* What is being asked *
Summarize the article below on pesticide exposure routes in two sentences.

Multiple models reveal pesticide exposure routes
Combining modeling with biomonitoring data reveals pesticide exposure routes in pregnant Latina women in the Salinas Valley (Calif.).
Thomas McKone and his co-workers set out to answer a simple question: can the levels of pesticides in pregnant women in the Salinas Valley (Calif.) be correlated with the amounts of these chemicals used in surrounding farmlands? A simple statistical model suggested no direct correlation, but McKone and his colleagues at the Lawrence Berkeley National Laboratory and the University of California, Berkeley, didn't stop there.
The team combined multiple fate and exposure models with biomonitoring data. The results, published today on ES&T's Research ASAP website (DOI: 10.1021/es0618447), show that the study population has a significantly higher intake of organophosphorus (OP) pesticides than the average woman in the same age group. The difference is attributed to exposure through air, water, and soil, but not from food. By using these models with hard data, the researchers could track how pesticides travel from the fields through different channels into the human body.

* Dataset excerpts *
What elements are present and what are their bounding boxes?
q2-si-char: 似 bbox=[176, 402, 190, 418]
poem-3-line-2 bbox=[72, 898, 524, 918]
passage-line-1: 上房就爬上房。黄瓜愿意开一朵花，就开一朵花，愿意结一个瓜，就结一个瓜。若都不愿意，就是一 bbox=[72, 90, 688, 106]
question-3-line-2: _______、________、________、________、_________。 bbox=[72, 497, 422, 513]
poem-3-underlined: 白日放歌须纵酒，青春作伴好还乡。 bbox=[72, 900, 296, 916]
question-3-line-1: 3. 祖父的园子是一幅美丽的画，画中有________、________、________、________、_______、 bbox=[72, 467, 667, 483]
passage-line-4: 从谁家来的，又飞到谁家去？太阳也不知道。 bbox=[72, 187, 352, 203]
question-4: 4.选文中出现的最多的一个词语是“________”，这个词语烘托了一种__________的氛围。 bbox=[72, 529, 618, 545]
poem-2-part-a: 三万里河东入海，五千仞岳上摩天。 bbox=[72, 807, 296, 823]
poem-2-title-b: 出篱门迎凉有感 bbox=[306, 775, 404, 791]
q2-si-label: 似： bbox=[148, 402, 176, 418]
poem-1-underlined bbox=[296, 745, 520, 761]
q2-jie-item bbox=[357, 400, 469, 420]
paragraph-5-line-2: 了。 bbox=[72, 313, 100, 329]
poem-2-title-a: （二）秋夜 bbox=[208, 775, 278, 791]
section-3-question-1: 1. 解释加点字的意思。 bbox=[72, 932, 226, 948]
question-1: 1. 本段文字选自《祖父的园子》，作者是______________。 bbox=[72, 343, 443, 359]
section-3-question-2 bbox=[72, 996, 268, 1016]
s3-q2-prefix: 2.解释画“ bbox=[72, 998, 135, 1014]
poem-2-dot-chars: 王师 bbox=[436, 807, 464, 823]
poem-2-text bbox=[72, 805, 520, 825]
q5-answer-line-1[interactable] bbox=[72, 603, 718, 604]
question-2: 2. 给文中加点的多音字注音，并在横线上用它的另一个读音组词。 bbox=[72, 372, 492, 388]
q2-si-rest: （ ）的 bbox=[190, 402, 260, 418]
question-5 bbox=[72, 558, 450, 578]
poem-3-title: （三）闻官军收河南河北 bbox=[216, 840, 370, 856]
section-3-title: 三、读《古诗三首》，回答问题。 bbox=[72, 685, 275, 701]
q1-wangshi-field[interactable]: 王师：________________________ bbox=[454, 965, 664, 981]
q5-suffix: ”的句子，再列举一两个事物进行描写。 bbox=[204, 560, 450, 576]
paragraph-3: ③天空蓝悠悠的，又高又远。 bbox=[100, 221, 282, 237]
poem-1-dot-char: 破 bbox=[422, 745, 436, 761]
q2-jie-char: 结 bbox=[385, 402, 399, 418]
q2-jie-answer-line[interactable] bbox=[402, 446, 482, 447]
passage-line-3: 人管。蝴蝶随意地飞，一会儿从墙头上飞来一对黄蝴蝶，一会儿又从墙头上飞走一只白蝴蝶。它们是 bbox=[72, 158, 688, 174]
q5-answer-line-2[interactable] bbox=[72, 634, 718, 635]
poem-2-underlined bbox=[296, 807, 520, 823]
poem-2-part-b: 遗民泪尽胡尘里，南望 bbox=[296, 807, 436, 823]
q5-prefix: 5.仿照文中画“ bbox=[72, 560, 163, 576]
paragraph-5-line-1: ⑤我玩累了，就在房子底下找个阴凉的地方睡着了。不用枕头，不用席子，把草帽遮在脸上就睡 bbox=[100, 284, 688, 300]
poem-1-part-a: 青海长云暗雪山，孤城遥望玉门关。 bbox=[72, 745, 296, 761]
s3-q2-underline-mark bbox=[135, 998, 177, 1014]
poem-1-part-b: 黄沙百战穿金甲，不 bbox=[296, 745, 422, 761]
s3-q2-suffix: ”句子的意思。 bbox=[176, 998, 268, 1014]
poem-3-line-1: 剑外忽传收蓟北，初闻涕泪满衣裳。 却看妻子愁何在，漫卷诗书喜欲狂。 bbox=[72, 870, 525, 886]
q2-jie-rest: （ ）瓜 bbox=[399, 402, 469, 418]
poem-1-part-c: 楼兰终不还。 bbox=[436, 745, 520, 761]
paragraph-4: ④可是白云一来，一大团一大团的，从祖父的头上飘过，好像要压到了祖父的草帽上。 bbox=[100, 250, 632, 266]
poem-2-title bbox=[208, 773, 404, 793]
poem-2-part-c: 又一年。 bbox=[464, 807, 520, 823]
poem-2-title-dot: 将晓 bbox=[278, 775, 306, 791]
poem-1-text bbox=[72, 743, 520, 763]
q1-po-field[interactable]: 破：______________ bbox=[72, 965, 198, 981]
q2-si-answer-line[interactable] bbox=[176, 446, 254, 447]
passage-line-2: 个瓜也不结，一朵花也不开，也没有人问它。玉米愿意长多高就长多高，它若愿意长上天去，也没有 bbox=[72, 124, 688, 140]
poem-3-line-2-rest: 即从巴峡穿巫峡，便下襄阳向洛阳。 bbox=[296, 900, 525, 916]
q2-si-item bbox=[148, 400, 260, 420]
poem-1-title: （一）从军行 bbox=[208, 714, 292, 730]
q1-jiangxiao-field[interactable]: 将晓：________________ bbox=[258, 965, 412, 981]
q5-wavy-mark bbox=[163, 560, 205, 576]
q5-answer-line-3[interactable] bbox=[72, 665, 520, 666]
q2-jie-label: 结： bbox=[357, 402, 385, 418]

* Result of the task *
A simple statistical model showed no direct correlation between pesticide levels in pregnant Latina women in California's Salinas Valley and the amounts used on surrounding farmland, so researchers at the Lawrence Berkeley National Laboratory and the University of California, Berkeley, combined multiple fate and exposure models with biomonitoring data. The results show that these women take in significantly more organophosphorus pesticides than the average woman in the same age group, a difference attributed to exposure through air, water, and soil, not food.